Stored data entries:
=-=-=

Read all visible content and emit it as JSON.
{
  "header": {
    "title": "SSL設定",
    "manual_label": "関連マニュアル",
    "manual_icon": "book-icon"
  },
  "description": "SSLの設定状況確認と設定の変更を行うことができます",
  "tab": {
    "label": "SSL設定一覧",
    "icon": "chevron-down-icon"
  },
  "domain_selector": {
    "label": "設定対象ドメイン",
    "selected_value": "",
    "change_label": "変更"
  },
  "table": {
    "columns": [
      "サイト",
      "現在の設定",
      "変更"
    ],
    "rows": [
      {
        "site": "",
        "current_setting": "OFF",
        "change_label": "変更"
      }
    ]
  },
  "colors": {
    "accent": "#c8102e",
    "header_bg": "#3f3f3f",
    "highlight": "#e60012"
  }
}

=-=-=

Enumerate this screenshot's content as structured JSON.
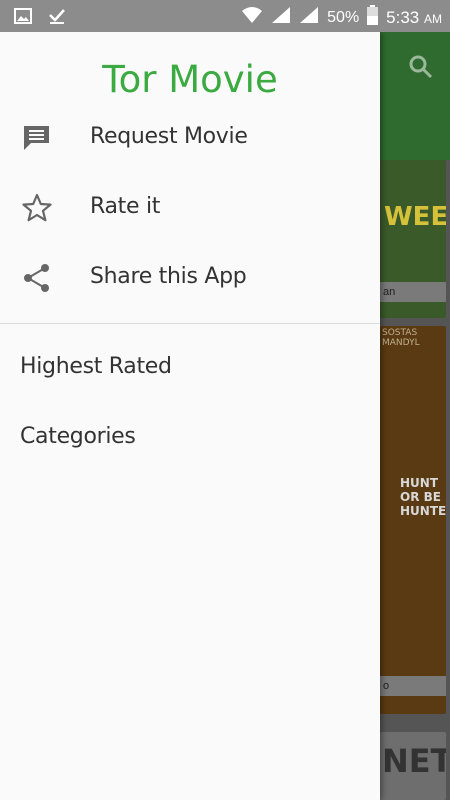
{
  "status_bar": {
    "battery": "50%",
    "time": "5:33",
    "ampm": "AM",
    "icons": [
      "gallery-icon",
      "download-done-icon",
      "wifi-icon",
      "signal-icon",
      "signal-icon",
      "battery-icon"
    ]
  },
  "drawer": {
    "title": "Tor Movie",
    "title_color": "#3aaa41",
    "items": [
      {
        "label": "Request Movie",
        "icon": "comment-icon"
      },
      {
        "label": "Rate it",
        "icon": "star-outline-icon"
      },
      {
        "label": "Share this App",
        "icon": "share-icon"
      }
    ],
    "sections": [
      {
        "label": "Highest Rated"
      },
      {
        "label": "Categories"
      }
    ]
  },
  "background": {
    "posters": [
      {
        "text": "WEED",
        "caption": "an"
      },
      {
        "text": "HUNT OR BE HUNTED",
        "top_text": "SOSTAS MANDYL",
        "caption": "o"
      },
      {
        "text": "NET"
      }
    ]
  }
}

=-=-=

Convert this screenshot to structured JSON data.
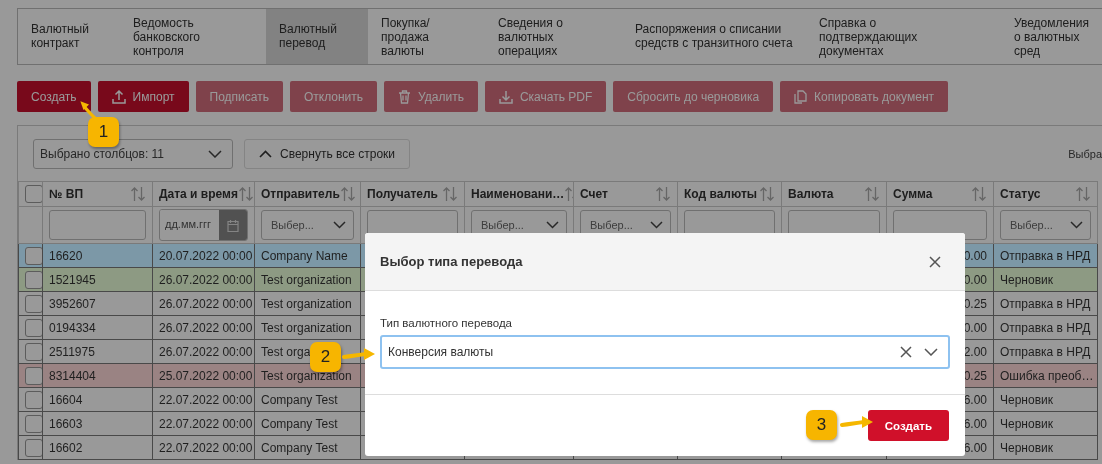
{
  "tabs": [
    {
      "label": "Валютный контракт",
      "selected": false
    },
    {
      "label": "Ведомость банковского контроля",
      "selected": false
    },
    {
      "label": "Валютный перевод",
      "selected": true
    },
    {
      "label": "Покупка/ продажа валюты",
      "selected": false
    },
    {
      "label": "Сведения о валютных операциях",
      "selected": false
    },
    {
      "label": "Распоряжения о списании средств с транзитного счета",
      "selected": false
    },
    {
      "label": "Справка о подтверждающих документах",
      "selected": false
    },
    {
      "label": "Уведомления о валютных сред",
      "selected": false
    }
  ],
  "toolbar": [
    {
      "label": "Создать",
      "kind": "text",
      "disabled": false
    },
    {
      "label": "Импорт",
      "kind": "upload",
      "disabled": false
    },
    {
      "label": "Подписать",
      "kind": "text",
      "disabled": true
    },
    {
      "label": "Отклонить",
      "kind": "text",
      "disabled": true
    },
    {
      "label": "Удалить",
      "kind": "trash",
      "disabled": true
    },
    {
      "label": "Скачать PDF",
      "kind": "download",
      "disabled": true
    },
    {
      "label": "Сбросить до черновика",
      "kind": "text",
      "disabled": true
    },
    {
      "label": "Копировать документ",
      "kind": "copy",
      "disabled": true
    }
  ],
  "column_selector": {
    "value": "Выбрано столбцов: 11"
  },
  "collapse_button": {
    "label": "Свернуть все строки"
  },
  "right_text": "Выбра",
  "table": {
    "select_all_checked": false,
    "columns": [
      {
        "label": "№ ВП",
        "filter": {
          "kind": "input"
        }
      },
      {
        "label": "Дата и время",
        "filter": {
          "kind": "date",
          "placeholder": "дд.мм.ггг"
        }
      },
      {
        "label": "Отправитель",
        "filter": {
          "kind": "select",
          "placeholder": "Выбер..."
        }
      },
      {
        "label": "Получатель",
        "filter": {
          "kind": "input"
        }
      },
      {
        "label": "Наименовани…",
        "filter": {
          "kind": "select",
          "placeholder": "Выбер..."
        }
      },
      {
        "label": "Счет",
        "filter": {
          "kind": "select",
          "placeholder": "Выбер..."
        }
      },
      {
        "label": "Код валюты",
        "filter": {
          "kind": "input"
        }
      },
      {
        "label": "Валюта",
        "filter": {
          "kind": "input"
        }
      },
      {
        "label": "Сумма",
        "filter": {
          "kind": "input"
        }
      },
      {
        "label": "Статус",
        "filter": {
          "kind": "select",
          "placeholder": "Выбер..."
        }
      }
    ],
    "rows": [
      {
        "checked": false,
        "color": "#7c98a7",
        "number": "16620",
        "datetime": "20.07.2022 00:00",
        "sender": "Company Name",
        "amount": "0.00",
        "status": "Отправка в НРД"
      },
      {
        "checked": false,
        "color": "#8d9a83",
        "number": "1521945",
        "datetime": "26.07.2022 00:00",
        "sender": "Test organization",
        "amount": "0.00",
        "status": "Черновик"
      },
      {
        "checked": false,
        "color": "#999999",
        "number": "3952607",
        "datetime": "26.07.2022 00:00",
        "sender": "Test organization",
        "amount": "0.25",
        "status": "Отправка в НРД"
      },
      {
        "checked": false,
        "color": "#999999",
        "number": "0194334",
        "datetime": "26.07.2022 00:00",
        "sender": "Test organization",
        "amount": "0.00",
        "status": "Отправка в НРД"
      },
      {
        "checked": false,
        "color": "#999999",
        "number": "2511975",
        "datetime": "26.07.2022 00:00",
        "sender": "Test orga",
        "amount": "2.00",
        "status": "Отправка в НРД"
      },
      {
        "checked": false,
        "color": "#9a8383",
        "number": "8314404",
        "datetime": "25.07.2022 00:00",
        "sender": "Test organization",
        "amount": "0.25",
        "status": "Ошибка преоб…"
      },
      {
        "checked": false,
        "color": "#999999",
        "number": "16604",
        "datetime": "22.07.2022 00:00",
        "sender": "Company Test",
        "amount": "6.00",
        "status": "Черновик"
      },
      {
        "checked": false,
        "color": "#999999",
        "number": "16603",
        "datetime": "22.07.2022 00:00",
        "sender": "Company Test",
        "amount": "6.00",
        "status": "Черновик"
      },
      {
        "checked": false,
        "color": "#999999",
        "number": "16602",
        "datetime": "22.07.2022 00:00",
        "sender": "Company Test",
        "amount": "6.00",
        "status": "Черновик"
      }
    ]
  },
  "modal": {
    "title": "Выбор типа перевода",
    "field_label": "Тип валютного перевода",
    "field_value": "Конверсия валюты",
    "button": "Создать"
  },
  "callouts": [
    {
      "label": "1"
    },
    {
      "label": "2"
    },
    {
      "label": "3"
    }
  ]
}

=-=-=

What the exercise asks » How many of the lines above include the string "JSON"? Answer with the number only.

The solution » 3